**WRITTEN EXERCISE:**
Transcribe every entry word for word. Skip the pictures.

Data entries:
◇ ◇ ◇ ◇ ◇

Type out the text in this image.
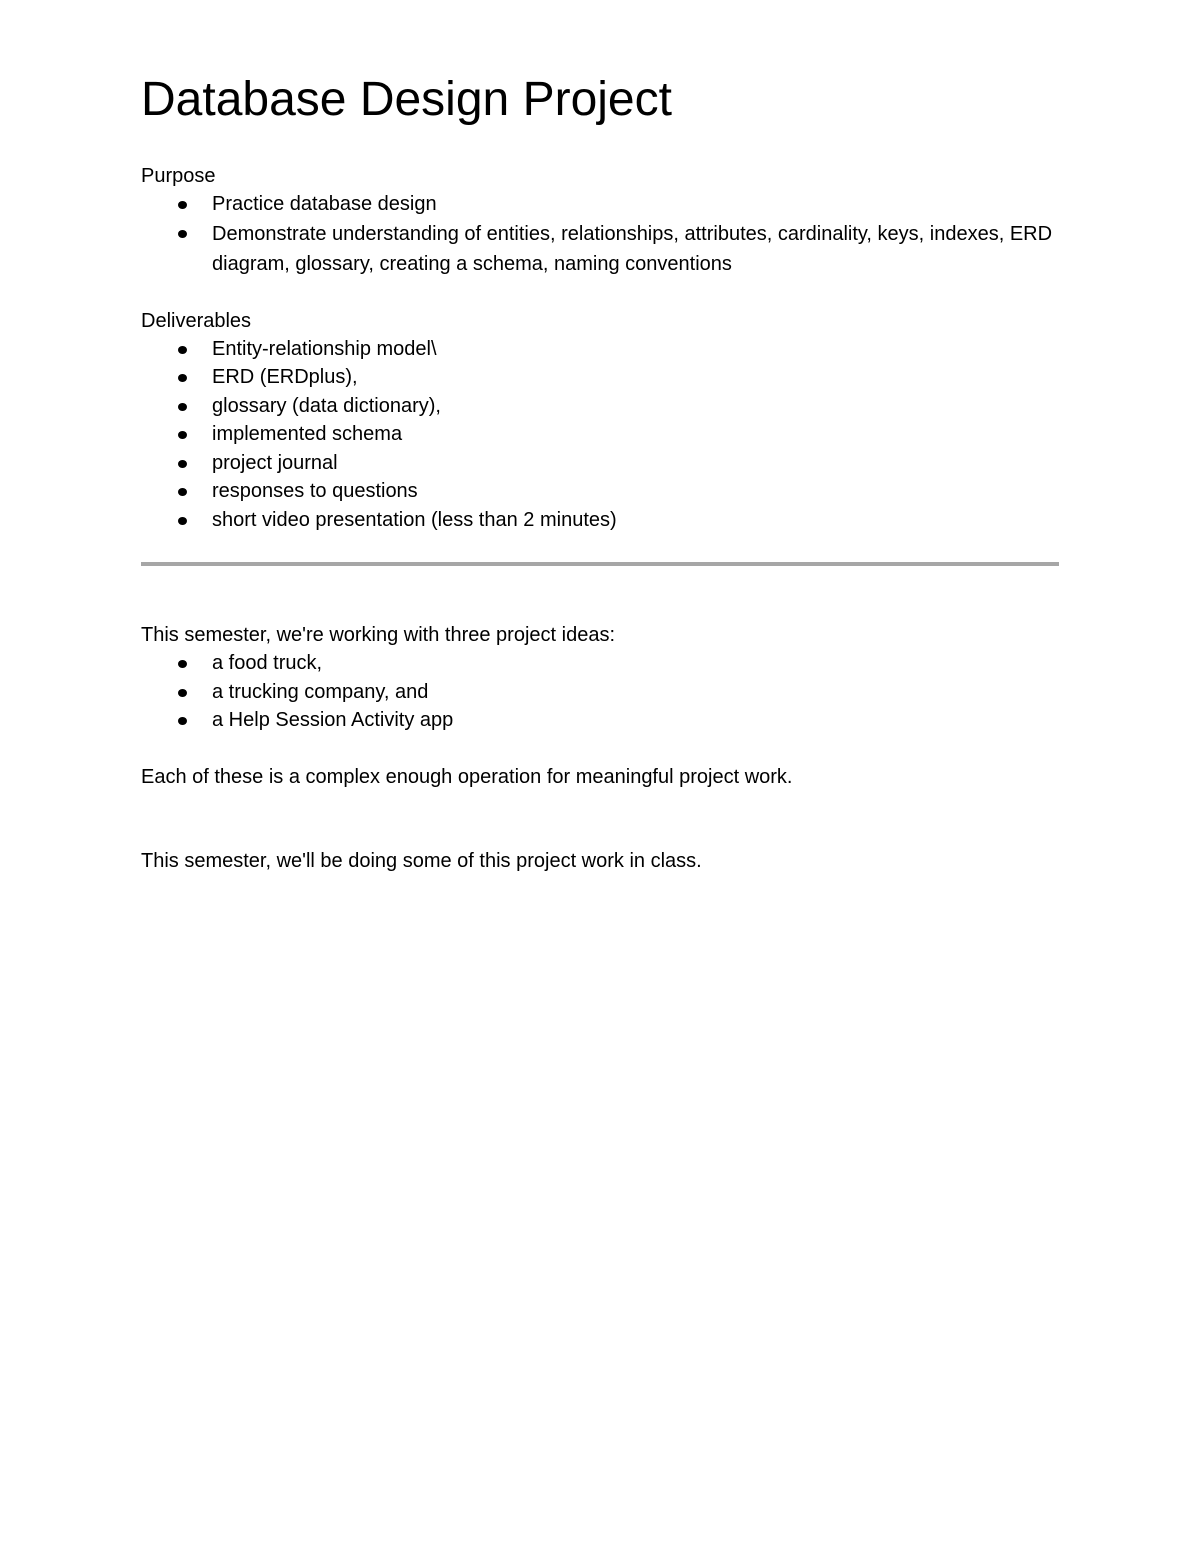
Database Design Project
Purpose
Practice database design
Demonstrate understanding of entities, relationships, attributes, cardinality, keys, indexes, ERD diagram, glossary, creating a schema, naming conventions
Deliverables
Entity-relationship model\
ERD (ERDplus),
glossary (data dictionary),
implemented schema
project journal
responses to questions
short video presentation (less than 2 minutes)
This semester, we're working with three project ideas:
a food truck,
a trucking company, and
a Help Session Activity app
Each of these is a complex enough operation for meaningful project work.
This semester, we'll be doing some of this project work in class.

◇ ◇ ◇ ◇ ◇

**COMPLETED EXERCISE:**
Type out the text in this image.
Database Design Project
Purpose
Practice database design
Demonstrate understanding of entities, relationships, attributes, cardinality, keys, indexes, ERD diagram, glossary, creating a schema, naming conventions
Deliverables
Entity-relationship model\
ERD (ERDplus),
glossary (data dictionary),
implemented schema
project journal
responses to questions
short video presentation (less than 2 minutes)
This semester, we're working with three project ideas:
a food truck,
a trucking company, and
a Help Session Activity app
Each of these is a complex enough operation for meaningful project work.
This semester, we'll be doing some of this project work in class.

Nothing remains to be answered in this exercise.